Using the entries that follow, count the lines containing the word "Online" and give that number by itself.

Figure contents as structured data:
****

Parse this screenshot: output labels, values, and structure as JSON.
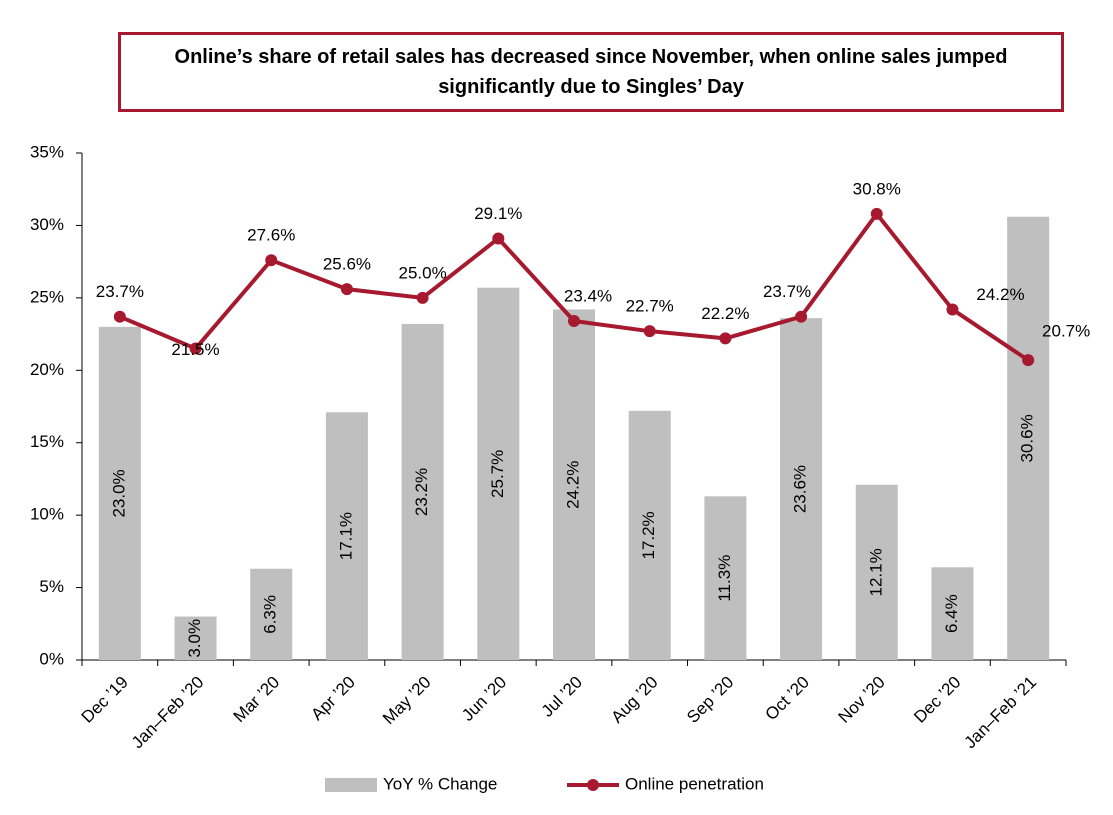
{
  "chart_data": {
    "type": "combo",
    "title": "Online’s share of retail sales has decreased since November, when online sales jumped significantly due to Singles’ Day",
    "categories": [
      "Dec ’19",
      "Jan–Feb ’20",
      "Mar ’20",
      "Apr ’20",
      "May ’20",
      "Jun ’20",
      "Jul ’20",
      "Aug ’20",
      "Sep ’20",
      "Oct ’20",
      "Nov ’20",
      "Dec ’20",
      "Jan–Feb ’21"
    ],
    "series": [
      {
        "name": "YoY % Change",
        "type": "bar",
        "color": "#bfbfbf",
        "values": [
          23.0,
          3.0,
          6.3,
          17.1,
          23.2,
          25.7,
          24.2,
          17.2,
          11.3,
          23.6,
          12.1,
          6.4,
          30.6
        ],
        "value_labels": [
          "23.0%",
          "3.0%",
          "6.3%",
          "17.1%",
          "23.2%",
          "25.7%",
          "24.2%",
          "17.2%",
          "11.3%",
          "23.6%",
          "12.1%",
          "6.4%",
          "30.6%"
        ]
      },
      {
        "name": "Online penetration",
        "type": "line",
        "color": "#a6192e",
        "values": [
          23.7,
          21.5,
          27.6,
          25.6,
          25.0,
          29.1,
          23.4,
          22.7,
          22.2,
          23.7,
          30.8,
          24.2,
          20.7
        ],
        "value_labels": [
          "23.7%",
          "21.5%",
          "27.6%",
          "25.6%",
          "25.0%",
          "29.1%",
          "23.4%",
          "22.7%",
          "22.2%",
          "23.7%",
          "30.8%",
          "24.2%",
          "20.7%"
        ]
      }
    ],
    "ylim": [
      0,
      35
    ],
    "yticks": [
      {
        "value": 0,
        "label": "0%"
      },
      {
        "value": 5,
        "label": "5%"
      },
      {
        "value": 10,
        "label": "10%"
      },
      {
        "value": 15,
        "label": "15%"
      },
      {
        "value": 20,
        "label": "20%"
      },
      {
        "value": 25,
        "label": "25%"
      },
      {
        "value": 30,
        "label": "30%"
      },
      {
        "value": 35,
        "label": "35%"
      }
    ],
    "legend": "bottom"
  }
}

****

- **THE SOLUTION**: 2